Aim of the exercise
The entries below are to be repeated exactly as they stand.

# Entries supplied start

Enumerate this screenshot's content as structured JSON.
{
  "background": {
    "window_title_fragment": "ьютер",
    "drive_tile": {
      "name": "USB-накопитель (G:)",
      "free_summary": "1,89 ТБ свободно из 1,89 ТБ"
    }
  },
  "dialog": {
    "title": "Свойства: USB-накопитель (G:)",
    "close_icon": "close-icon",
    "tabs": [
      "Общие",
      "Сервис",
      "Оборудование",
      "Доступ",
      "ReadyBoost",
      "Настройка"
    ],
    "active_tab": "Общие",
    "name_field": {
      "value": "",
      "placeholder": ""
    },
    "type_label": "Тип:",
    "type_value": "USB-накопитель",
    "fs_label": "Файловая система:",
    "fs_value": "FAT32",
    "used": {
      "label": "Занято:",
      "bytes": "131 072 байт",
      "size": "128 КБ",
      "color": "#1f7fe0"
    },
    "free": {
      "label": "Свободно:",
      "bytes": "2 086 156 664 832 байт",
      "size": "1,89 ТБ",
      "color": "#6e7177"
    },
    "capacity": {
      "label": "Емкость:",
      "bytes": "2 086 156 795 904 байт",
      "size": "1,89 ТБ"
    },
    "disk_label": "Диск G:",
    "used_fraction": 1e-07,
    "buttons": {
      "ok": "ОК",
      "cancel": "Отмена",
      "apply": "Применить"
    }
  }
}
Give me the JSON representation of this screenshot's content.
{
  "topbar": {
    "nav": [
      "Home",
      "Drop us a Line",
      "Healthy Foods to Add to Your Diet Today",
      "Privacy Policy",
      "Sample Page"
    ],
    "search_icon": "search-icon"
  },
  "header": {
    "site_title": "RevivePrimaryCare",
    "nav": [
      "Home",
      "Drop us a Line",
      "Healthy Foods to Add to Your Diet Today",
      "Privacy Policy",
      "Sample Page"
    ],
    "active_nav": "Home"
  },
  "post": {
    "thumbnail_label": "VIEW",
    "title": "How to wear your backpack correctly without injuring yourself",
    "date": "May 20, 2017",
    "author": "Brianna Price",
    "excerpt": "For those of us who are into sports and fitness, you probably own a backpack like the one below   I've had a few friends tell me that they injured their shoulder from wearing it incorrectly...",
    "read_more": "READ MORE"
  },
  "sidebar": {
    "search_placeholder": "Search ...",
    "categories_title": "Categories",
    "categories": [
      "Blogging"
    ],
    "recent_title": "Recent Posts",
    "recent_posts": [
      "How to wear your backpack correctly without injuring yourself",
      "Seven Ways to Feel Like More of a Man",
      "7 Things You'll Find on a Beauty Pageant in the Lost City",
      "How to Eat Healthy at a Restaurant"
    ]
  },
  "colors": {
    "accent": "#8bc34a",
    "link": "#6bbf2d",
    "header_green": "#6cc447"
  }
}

# Entries supplied end

Complete output
Enumerate this screenshot's content as structured JSON.
{
  "background": {
    "window_title_fragment": "ьютер",
    "drive_tile": {
      "name": "USB-накопитель (G:)",
      "free_summary": "1,89 ТБ свободно из 1,89 ТБ"
    }
  },
  "dialog": {
    "title": "Свойства: USB-накопитель (G:)",
    "close_icon": "close-icon",
    "tabs": [
      "Общие",
      "Сервис",
      "Оборудование",
      "Доступ",
      "ReadyBoost",
      "Настройка"
    ],
    "active_tab": "Общие",
    "name_field": {
      "value": "",
      "placeholder": ""
    },
    "type_label": "Тип:",
    "type_value": "USB-накопитель",
    "fs_label": "Файловая система:",
    "fs_value": "FAT32",
    "used": {
      "label": "Занято:",
      "bytes": "131 072 байт",
      "size": "128 КБ",
      "color": "#1f7fe0"
    },
    "free": {
      "label": "Свободно:",
      "bytes": "2 086 156 664 832 байт",
      "size": "1,89 ТБ",
      "color": "#6e7177"
    },
    "capacity": {
      "label": "Емкость:",
      "bytes": "2 086 156 795 904 байт",
      "size": "1,89 ТБ"
    },
    "disk_label": "Диск G:",
    "used_fraction": 1e-07,
    "buttons": {
      "ok": "ОК",
      "cancel": "Отмена",
      "apply": "Применить"
    }
  }
}
Give me the JSON representation of this screenshot's content.
{
  "topbar": {
    "nav": [
      "Home",
      "Drop us a Line",
      "Healthy Foods to Add to Your Diet Today",
      "Privacy Policy",
      "Sample Page"
    ],
    "search_icon": "search-icon"
  },
  "header": {
    "site_title": "RevivePrimaryCare",
    "nav": [
      "Home",
      "Drop us a Line",
      "Healthy Foods to Add to Your Diet Today",
      "Privacy Policy",
      "Sample Page"
    ],
    "active_nav": "Home"
  },
  "post": {
    "thumbnail_label": "VIEW",
    "title": "How to wear your backpack correctly without injuring yourself",
    "date": "May 20, 2017",
    "author": "Brianna Price",
    "excerpt": "For those of us who are into sports and fitness, you probably own a backpack like the one below   I've had a few friends tell me that they injured their shoulder from wearing it incorrectly...",
    "read_more": "READ MORE"
  },
  "sidebar": {
    "search_placeholder": "Search ...",
    "categories_title": "Categories",
    "categories": [
      "Blogging"
    ],
    "recent_title": "Recent Posts",
    "recent_posts": [
      "How to wear your backpack correctly without injuring yourself",
      "Seven Ways to Feel Like More of a Man",
      "7 Things You'll Find on a Beauty Pageant in the Lost City",
      "How to Eat Healthy at a Restaurant"
    ]
  },
  "colors": {
    "accent": "#8bc34a",
    "link": "#6bbf2d",
    "header_green": "#6cc447"
  }
}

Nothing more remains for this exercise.